>> Start Information given

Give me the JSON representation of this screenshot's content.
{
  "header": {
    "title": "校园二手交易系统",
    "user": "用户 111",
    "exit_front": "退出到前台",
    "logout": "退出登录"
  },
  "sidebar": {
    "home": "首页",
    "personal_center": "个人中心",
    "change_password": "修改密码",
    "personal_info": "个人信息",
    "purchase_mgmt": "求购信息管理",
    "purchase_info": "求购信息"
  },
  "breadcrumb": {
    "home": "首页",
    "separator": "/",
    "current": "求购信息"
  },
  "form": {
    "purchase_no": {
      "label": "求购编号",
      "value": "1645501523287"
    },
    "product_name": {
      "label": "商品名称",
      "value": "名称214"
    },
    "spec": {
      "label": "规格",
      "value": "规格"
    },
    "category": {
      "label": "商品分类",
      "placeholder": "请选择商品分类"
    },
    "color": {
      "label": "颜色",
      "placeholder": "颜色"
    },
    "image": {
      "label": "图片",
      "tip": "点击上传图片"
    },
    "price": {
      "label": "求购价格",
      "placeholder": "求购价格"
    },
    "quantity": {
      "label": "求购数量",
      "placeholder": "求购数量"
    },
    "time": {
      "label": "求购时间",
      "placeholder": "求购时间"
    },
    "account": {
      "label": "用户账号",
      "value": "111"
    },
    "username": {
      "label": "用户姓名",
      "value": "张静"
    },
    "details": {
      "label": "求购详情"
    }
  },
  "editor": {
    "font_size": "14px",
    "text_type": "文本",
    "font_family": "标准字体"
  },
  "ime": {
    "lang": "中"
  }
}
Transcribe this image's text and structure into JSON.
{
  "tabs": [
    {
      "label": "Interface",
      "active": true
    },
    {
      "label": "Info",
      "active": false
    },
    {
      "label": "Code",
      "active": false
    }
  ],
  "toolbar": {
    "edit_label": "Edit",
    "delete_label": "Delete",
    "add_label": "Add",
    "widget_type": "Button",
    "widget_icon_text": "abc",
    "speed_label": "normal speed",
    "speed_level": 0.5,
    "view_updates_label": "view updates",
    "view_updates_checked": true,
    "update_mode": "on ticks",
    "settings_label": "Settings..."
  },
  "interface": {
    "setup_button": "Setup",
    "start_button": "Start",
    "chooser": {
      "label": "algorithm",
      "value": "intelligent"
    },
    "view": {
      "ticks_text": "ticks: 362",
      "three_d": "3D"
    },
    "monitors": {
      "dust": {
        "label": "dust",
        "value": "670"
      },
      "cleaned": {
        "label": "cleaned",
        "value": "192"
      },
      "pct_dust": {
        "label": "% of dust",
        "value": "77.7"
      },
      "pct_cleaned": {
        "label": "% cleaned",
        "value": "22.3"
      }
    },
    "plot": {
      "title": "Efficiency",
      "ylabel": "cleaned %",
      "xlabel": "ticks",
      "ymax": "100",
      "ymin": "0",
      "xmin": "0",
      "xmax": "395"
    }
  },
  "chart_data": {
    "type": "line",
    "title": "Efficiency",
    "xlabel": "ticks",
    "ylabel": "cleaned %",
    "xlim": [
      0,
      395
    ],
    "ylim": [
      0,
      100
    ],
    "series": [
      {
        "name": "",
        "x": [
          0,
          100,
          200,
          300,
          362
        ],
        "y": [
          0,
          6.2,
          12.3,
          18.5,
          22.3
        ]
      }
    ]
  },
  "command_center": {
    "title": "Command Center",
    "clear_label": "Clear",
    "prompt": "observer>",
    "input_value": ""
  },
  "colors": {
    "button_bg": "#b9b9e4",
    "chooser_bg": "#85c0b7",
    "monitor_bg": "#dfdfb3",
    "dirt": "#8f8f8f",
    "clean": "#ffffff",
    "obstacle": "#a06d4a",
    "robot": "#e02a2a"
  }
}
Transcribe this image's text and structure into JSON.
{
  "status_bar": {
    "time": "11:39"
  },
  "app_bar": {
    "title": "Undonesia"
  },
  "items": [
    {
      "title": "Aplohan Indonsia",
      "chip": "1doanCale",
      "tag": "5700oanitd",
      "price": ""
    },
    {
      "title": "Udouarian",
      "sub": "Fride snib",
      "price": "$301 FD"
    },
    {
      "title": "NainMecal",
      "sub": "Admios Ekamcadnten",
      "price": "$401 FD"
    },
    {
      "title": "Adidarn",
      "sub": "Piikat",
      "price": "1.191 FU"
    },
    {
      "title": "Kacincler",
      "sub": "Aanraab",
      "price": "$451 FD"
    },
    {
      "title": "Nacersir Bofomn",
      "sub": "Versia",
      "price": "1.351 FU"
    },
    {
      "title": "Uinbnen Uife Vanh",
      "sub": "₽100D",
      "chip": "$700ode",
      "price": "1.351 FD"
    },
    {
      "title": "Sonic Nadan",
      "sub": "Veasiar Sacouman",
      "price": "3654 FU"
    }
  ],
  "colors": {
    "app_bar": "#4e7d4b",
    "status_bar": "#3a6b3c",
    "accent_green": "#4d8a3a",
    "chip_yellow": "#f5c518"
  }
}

>> End Information given

Task to complete>
The data above must be returned in full, exactly as written.

Finished task>
Give me the JSON representation of this screenshot's content.
{
  "header": {
    "title": "校园二手交易系统",
    "user": "用户 111",
    "exit_front": "退出到前台",
    "logout": "退出登录"
  },
  "sidebar": {
    "home": "首页",
    "personal_center": "个人中心",
    "change_password": "修改密码",
    "personal_info": "个人信息",
    "purchase_mgmt": "求购信息管理",
    "purchase_info": "求购信息"
  },
  "breadcrumb": {
    "home": "首页",
    "separator": "/",
    "current": "求购信息"
  },
  "form": {
    "purchase_no": {
      "label": "求购编号",
      "value": "1645501523287"
    },
    "product_name": {
      "label": "商品名称",
      "value": "名称214"
    },
    "spec": {
      "label": "规格",
      "value": "规格"
    },
    "category": {
      "label": "商品分类",
      "placeholder": "请选择商品分类"
    },
    "color": {
      "label": "颜色",
      "placeholder": "颜色"
    },
    "image": {
      "label": "图片",
      "tip": "点击上传图片"
    },
    "price": {
      "label": "求购价格",
      "placeholder": "求购价格"
    },
    "quantity": {
      "label": "求购数量",
      "placeholder": "求购数量"
    },
    "time": {
      "label": "求购时间",
      "placeholder": "求购时间"
    },
    "account": {
      "label": "用户账号",
      "value": "111"
    },
    "username": {
      "label": "用户姓名",
      "value": "张静"
    },
    "details": {
      "label": "求购详情"
    }
  },
  "editor": {
    "font_size": "14px",
    "text_type": "文本",
    "font_family": "标准字体"
  },
  "ime": {
    "lang": "中"
  }
}
Transcribe this image's text and structure into JSON.
{
  "tabs": [
    {
      "label": "Interface",
      "active": true
    },
    {
      "label": "Info",
      "active": false
    },
    {
      "label": "Code",
      "active": false
    }
  ],
  "toolbar": {
    "edit_label": "Edit",
    "delete_label": "Delete",
    "add_label": "Add",
    "widget_type": "Button",
    "widget_icon_text": "abc",
    "speed_label": "normal speed",
    "speed_level": 0.5,
    "view_updates_label": "view updates",
    "view_updates_checked": true,
    "update_mode": "on ticks",
    "settings_label": "Settings..."
  },
  "interface": {
    "setup_button": "Setup",
    "start_button": "Start",
    "chooser": {
      "label": "algorithm",
      "value": "intelligent"
    },
    "view": {
      "ticks_text": "ticks: 362",
      "three_d": "3D"
    },
    "monitors": {
      "dust": {
        "label": "dust",
        "value": "670"
      },
      "cleaned": {
        "label": "cleaned",
        "value": "192"
      },
      "pct_dust": {
        "label": "% of dust",
        "value": "77.7"
      },
      "pct_cleaned": {
        "label": "% cleaned",
        "value": "22.3"
      }
    },
    "plot": {
      "title": "Efficiency",
      "ylabel": "cleaned %",
      "xlabel": "ticks",
      "ymax": "100",
      "ymin": "0",
      "xmin": "0",
      "xmax": "395"
    }
  },
  "chart_data": {
    "type": "line",
    "title": "Efficiency",
    "xlabel": "ticks",
    "ylabel": "cleaned %",
    "xlim": [
      0,
      395
    ],
    "ylim": [
      0,
      100
    ],
    "series": [
      {
        "name": "",
        "x": [
          0,
          100,
          200,
          300,
          362
        ],
        "y": [
          0,
          6.2,
          12.3,
          18.5,
          22.3
        ]
      }
    ]
  },
  "command_center": {
    "title": "Command Center",
    "clear_label": "Clear",
    "prompt": "observer>",
    "input_value": ""
  },
  "colors": {
    "button_bg": "#b9b9e4",
    "chooser_bg": "#85c0b7",
    "monitor_bg": "#dfdfb3",
    "dirt": "#8f8f8f",
    "clean": "#ffffff",
    "obstacle": "#a06d4a",
    "robot": "#e02a2a"
  }
}
Transcribe this image's text and structure into JSON.
{
  "status_bar": {
    "time": "11:39"
  },
  "app_bar": {
    "title": "Undonesia"
  },
  "items": [
    {
      "title": "Aplohan Indonsia",
      "chip": "1doanCale",
      "tag": "5700oanitd",
      "price": ""
    },
    {
      "title": "Udouarian",
      "sub": "Fride snib",
      "price": "$301 FD"
    },
    {
      "title": "NainMecal",
      "sub": "Admios Ekamcadnten",
      "price": "$401 FD"
    },
    {
      "title": "Adidarn",
      "sub": "Piikat",
      "price": "1.191 FU"
    },
    {
      "title": "Kacincler",
      "sub": "Aanraab",
      "price": "$451 FD"
    },
    {
      "title": "Nacersir Bofomn",
      "sub": "Versia",
      "price": "1.351 FU"
    },
    {
      "title": "Uinbnen Uife Vanh",
      "sub": "₽100D",
      "chip": "$700ode",
      "price": "1.351 FD"
    },
    {
      "title": "Sonic Nadan",
      "sub": "Veasiar Sacouman",
      "price": "3654 FU"
    }
  ],
  "colors": {
    "app_bar": "#4e7d4b",
    "status_bar": "#3a6b3c",
    "accent_green": "#4d8a3a",
    "chip_yellow": "#f5c518"
  }
}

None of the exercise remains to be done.